### Instructions for the task
Restate the data below word for word. Skip any images it contains.
=-=-=
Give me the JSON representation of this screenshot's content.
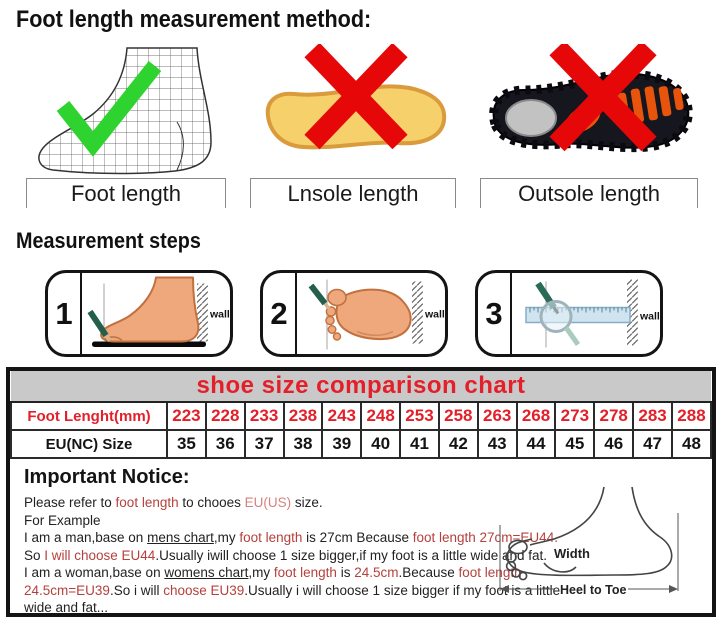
{
  "headings": {
    "method_title": "Foot length measurement method:",
    "steps_title": "Measurement steps"
  },
  "method_items": [
    {
      "label": "Foot length",
      "mark": "green-check"
    },
    {
      "label": "Lnsole length",
      "mark": "red-cross"
    },
    {
      "label": "Outsole length",
      "mark": "red-cross"
    }
  ],
  "steps": [
    {
      "number": "1",
      "wall_label": "wall"
    },
    {
      "number": "2",
      "wall_label": "wall"
    },
    {
      "number": "3",
      "wall_label": "wall"
    }
  ],
  "size_chart": {
    "title": "shoe size comparison chart",
    "row1_header": "Foot Lenght(mm)",
    "row2_header": "EU(NC) Size",
    "foot_lengths_mm": [
      "223",
      "228",
      "233",
      "238",
      "243",
      "248",
      "253",
      "258",
      "263",
      "268",
      "273",
      "278",
      "283",
      "288"
    ],
    "eu_sizes": [
      "35",
      "36",
      "37",
      "38",
      "39",
      "40",
      "41",
      "42",
      "43",
      "44",
      "45",
      "46",
      "47",
      "48"
    ]
  },
  "notice": {
    "title": "Important Notice:",
    "lines": [
      [
        {
          "t": "Please refer to "
        },
        {
          "t": "foot length",
          "red": true
        },
        {
          "t": " to chooes "
        },
        {
          "t": "EU(US)",
          "lightred": true
        },
        {
          "t": " size."
        }
      ],
      [
        {
          "t": "For Example"
        }
      ],
      [
        {
          "t": "I am a man,base on "
        },
        {
          "t": "mens chart",
          "u": true
        },
        {
          "t": ",my "
        },
        {
          "t": "foot length",
          "red": true
        },
        {
          "t": " is 27cm Because "
        },
        {
          "t": "foot length 27cm=EU44.",
          "red": true
        }
      ],
      [
        {
          "t": "So "
        },
        {
          "t": "I will choose EU44",
          "red": true
        },
        {
          "t": ".Usually iwill choose 1 size bigger,if my foot is a little wide and fat."
        }
      ],
      [
        {
          "t": "I am a woman,base on "
        },
        {
          "t": "womens chart",
          "u": true
        },
        {
          "t": ",my "
        },
        {
          "t": "foot length",
          "red": true
        },
        {
          "t": " is "
        },
        {
          "t": "24.5cm",
          "red": true
        },
        {
          "t": ".Because "
        },
        {
          "t": "foot length",
          "red": true
        }
      ],
      [
        {
          "t": "24.5cm=EU39",
          "red": true
        },
        {
          "t": ".So i will "
        },
        {
          "t": "choose EU39",
          "red": true
        },
        {
          "t": ".Usually i will choose 1 size bigger if my foot is a little"
        }
      ],
      [
        {
          "t": "wide and fat..."
        }
      ]
    ],
    "diagram": {
      "width_label": "Width",
      "heel_to_toe_label": "Heel to Toe"
    }
  },
  "colors": {
    "check_green": "#2fd32f",
    "cross_red": "#e60808",
    "table_red": "#e3202a",
    "notice_red": "#b5403c",
    "title_band_gray": "#c9c9c9",
    "insole_yellow": "#f6d16b",
    "skin_tone": "#efa87b"
  }
}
=-=-=
### Right answer
Give me the JSON representation of this screenshot's content.
{
  "headings": {
    "method_title": "Foot length measurement method:",
    "steps_title": "Measurement steps"
  },
  "method_items": [
    {
      "label": "Foot length",
      "mark": "green-check"
    },
    {
      "label": "Lnsole length",
      "mark": "red-cross"
    },
    {
      "label": "Outsole length",
      "mark": "red-cross"
    }
  ],
  "steps": [
    {
      "number": "1",
      "wall_label": "wall"
    },
    {
      "number": "2",
      "wall_label": "wall"
    },
    {
      "number": "3",
      "wall_label": "wall"
    }
  ],
  "size_chart": {
    "title": "shoe size comparison chart",
    "row1_header": "Foot Lenght(mm)",
    "row2_header": "EU(NC) Size",
    "foot_lengths_mm": [
      "223",
      "228",
      "233",
      "238",
      "243",
      "248",
      "253",
      "258",
      "263",
      "268",
      "273",
      "278",
      "283",
      "288"
    ],
    "eu_sizes": [
      "35",
      "36",
      "37",
      "38",
      "39",
      "40",
      "41",
      "42",
      "43",
      "44",
      "45",
      "46",
      "47",
      "48"
    ]
  },
  "notice": {
    "title": "Important Notice:",
    "lines": [
      [
        {
          "t": "Please refer to "
        },
        {
          "t": "foot length",
          "red": true
        },
        {
          "t": " to chooes "
        },
        {
          "t": "EU(US)",
          "lightred": true
        },
        {
          "t": " size."
        }
      ],
      [
        {
          "t": "For Example"
        }
      ],
      [
        {
          "t": "I am a man,base on "
        },
        {
          "t": "mens chart",
          "u": true
        },
        {
          "t": ",my "
        },
        {
          "t": "foot length",
          "red": true
        },
        {
          "t": " is 27cm Because "
        },
        {
          "t": "foot length 27cm=EU44.",
          "red": true
        }
      ],
      [
        {
          "t": "So "
        },
        {
          "t": "I will choose EU44",
          "red": true
        },
        {
          "t": ".Usually iwill choose 1 size bigger,if my foot is a little wide and fat."
        }
      ],
      [
        {
          "t": "I am a woman,base on "
        },
        {
          "t": "womens chart",
          "u": true
        },
        {
          "t": ",my "
        },
        {
          "t": "foot length",
          "red": true
        },
        {
          "t": " is "
        },
        {
          "t": "24.5cm",
          "red": true
        },
        {
          "t": ".Because "
        },
        {
          "t": "foot length",
          "red": true
        }
      ],
      [
        {
          "t": "24.5cm=EU39",
          "red": true
        },
        {
          "t": ".So i will "
        },
        {
          "t": "choose EU39",
          "red": true
        },
        {
          "t": ".Usually i will choose 1 size bigger if my foot is a little"
        }
      ],
      [
        {
          "t": "wide and fat..."
        }
      ]
    ],
    "diagram": {
      "width_label": "Width",
      "heel_to_toe_label": "Heel to Toe"
    }
  },
  "colors": {
    "check_green": "#2fd32f",
    "cross_red": "#e60808",
    "table_red": "#e3202a",
    "notice_red": "#b5403c",
    "title_band_gray": "#c9c9c9",
    "insole_yellow": "#f6d16b",
    "skin_tone": "#efa87b"
  }
}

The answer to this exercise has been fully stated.